**WHAT THIS TASK INVOLVES**
In the article on delayed incoming email below, to what value was the MTU on the firewall/router WAN interface changed?

** Start of SOURCE DOCUMENT **

Mark Pimperton explains how an MTU mismatch between the ISP's router and the main firewall left customer emails languishing in cyberspace.
This tale relates to cable broadband provided in the UK (by Virgin Media Business) but it's more about the ISP router so maybe happens with other providers. After ordering a broadband upgrade (from a 10Mb/1Mb service to 50Mb/5Mb), my skeptical colleague searched relevant discussion forums looking for potential problems. He found reports of delays to incoming email and warned me this could affect us.
By the time we checked this out we'd already had reports of expected emails not being received. To see what was going on we enabled SMTP Receive Logging in Exchange 2007 as follows:
- Navigate to Server Configuration / Hub Transport.
- In the Receive Connectors pane right-click the connector name and select Properties.
- On the General tab, set Protocol logging level from None to Verbose and click Apply or OK.
(You can also enable this from the Exchange Management Shell; see this blog for details.)
The resulting logs were written to C:\Program Files\Microsoft\Exchange Server\TransportRoles\Logs\ProtocolLog\SmtpReceive. They're not particularly easy to read but the key phrase is "Timeout waiting for client input". We were getting this every few minutes in the log and we could tell that some emails were delayed by several hours before finally being delivered.
The MTU, or Maximum Transmission Unit, is a networking property which is generally out of sight, out of mind. On this occasion, though, it was the cause of the repeated email delivery failures. Following the fix suggested by our ISP, we changed the MTU on our firewall/router WAN interface from 1500 to 1460 to match the ISP router's standard setting of 1460 (which can't be changed).

** End of SOURCE DOCUMENT **
** Start of DATA SECTION **

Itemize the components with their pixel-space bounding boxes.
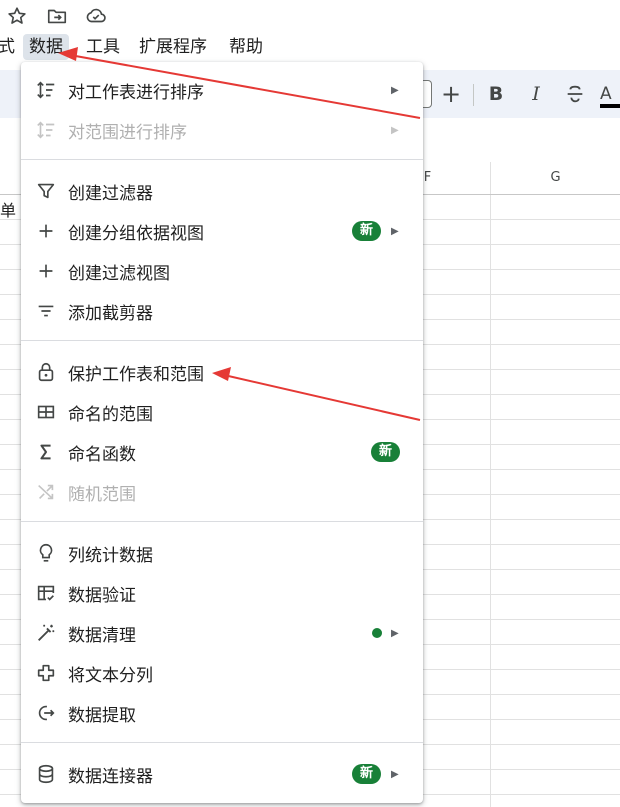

** End of DATA SECTION **

**ANSWER BELOW**
1460, down from 1500.